**Exercise:** Transcribe every entry below word for word, but skip the pictures.

:: Extracted entries ::

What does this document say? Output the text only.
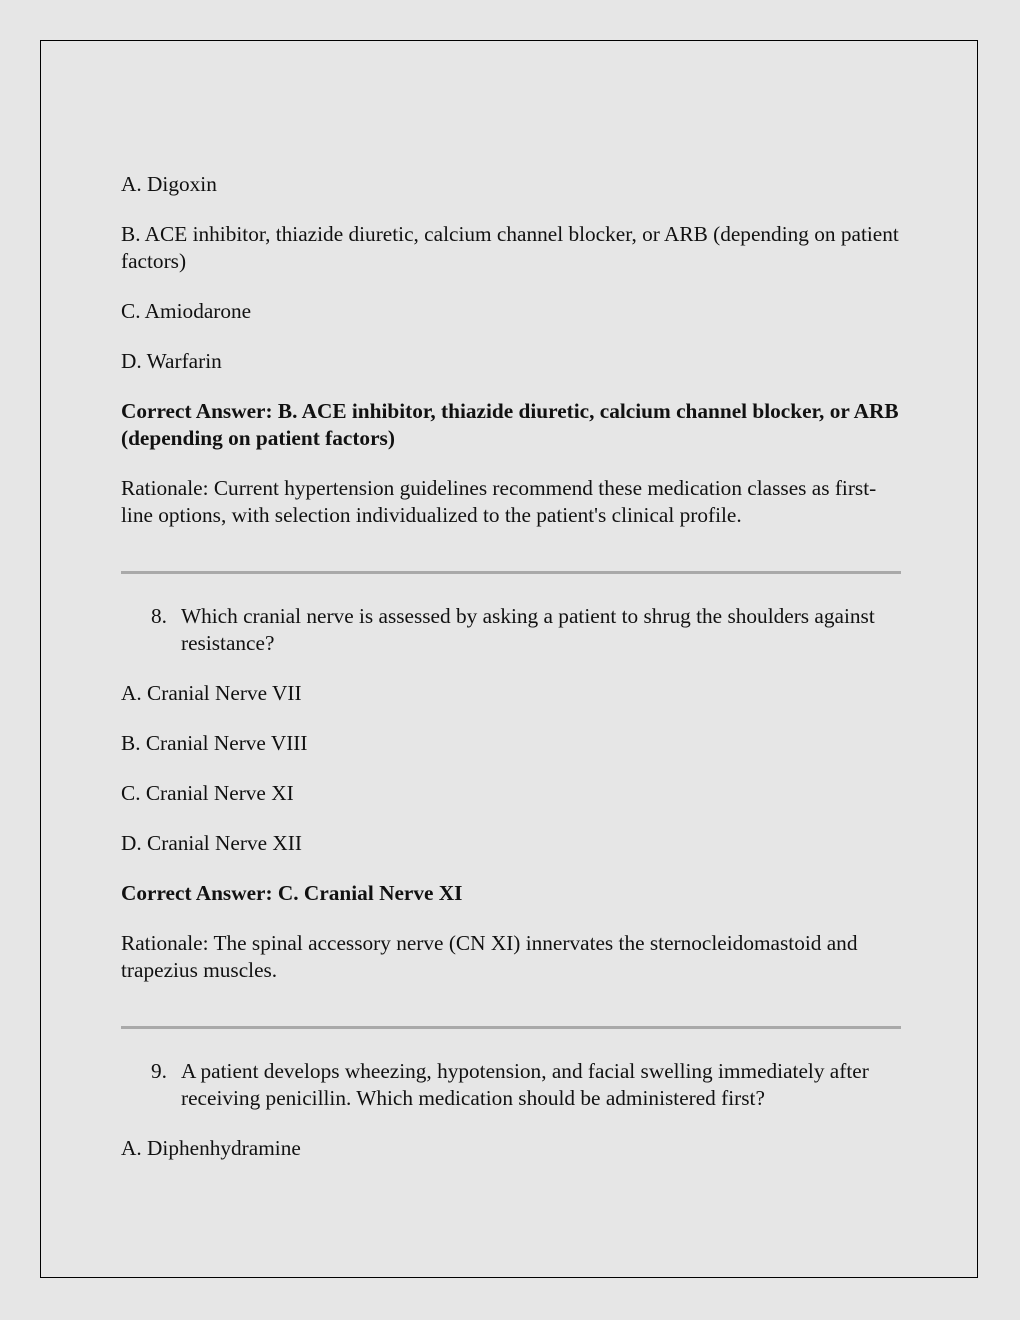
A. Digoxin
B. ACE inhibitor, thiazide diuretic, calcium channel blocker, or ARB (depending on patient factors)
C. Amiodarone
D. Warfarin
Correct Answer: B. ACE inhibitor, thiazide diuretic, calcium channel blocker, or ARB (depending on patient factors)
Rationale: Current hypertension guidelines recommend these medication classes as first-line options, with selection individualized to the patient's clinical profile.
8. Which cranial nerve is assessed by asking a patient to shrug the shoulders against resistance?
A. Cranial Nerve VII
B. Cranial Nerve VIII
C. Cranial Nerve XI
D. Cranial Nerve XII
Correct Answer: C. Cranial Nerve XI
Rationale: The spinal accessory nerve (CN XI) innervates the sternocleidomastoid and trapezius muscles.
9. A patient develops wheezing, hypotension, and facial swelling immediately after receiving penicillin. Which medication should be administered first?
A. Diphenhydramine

:::

**The completed task:**
What does this document say? Output the text only.
A. Digoxin
B. ACE inhibitor, thiazide diuretic, calcium channel blocker, or ARB (depending on patient factors)
C. Amiodarone
D. Warfarin
Correct Answer: B. ACE inhibitor, thiazide diuretic, calcium channel blocker, or ARB (depending on patient factors)
Rationale: Current hypertension guidelines recommend these medication classes as first-line options, with selection individualized to the patient's clinical profile.
8. Which cranial nerve is assessed by asking a patient to shrug the shoulders against resistance?
A. Cranial Nerve VII
B. Cranial Nerve VIII
C. Cranial Nerve XI
D. Cranial Nerve XII
Correct Answer: C. Cranial Nerve XI
Rationale: The spinal accessory nerve (CN XI) innervates the sternocleidomastoid and trapezius muscles.
9. A patient develops wheezing, hypotension, and facial swelling immediately after receiving penicillin. Which medication should be administered first?
A. Diphenhydramine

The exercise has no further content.